─── Supplied material ───
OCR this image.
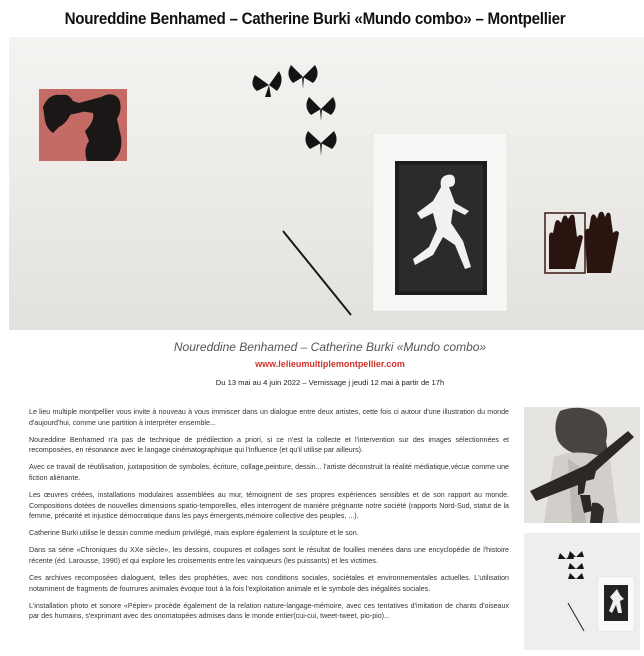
Noureddine Benhamed – Catherine Burki «Mundo combo» – Montpellier
Noureddine Benhamed – Catherine Burki «Mundo combo»
www.lelieumultiplemontpellier.com
Du 13 mai au 4 juin 2022 – Vernissage j jeudi 12 mai à partir de 17h

Le lieu multiple montpellier vous invite à nouveau à vous immiscer dans un dialogue entre deux artistes, cette fois ci autour d'une illustration du monde d'aujourd'hui, comme une partition à interpréter ensemble...

Noureddine Benhamed n'a pas de technique de prédilection a priori, si ce n'est la collecte et l'intervention sur des images sélectionnées et recomposées, en résonance avec le langage cinématographique qui l'influence (et qu'il utilise par ailleurs).

Avec ce travail de réutilisation, juxtaposition de symboles, écriture, collage,peinture, dessin... l'artiste déconstruit la réalité médiatique,vécue comme une fiction aliénante.

Les œuvres créées, installations modulaires assemblées au mur, témoignent de ses propres expériences sensibles et de son rapport au monde. Compositions dotées de nouvelles dimensions spatio-temporelles, elles interrogent de manière prégnante notre société (rapports Nord-Sud, statut de la femme, précarité et injustice démocratique dans les pays émergents,mémoire collective des peuples, ...).

Catherine Burki utilise le dessin comme medium privilégié, mais explore également la sculpture et le son.

Dans sa série «Chroniques du XXe siècle», les dessins, coupures et collages sont le résultat de fouilles menées dans une encyclopédie de l'histoire récente (éd. Larousse, 1990) et qui explore les croisements entre les vainqueurs (les puissants) et les victimes.

Ces archives recomposées dialoguent, telles des prophéties, avec nos conditions sociales, sociétales et environnementales actuelles. L'utilisation notamment de fragments de fourrures animales évoque tout à la fois l'exploitation animale et le symbole des inégalités sociales.

L'installation photo et sonore «Pépier» procède également de la relation nature-langage-mémoire, avec ces tentatives d'imitation de chants d'oiseaux par des humains, s'exprimant avec des onomatopées admises dans le monde entier(cui-cui, tweet-tweet, pio-pio)...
───
What needs to be done » Using the listing above, pull out all lines that hold the word "combo".

Worked solution »
Noureddine Benhamed – Catherine Burki «Mundo combo» – Montpellier
Noureddine Benhamed – Catherine Burki «Mundo combo»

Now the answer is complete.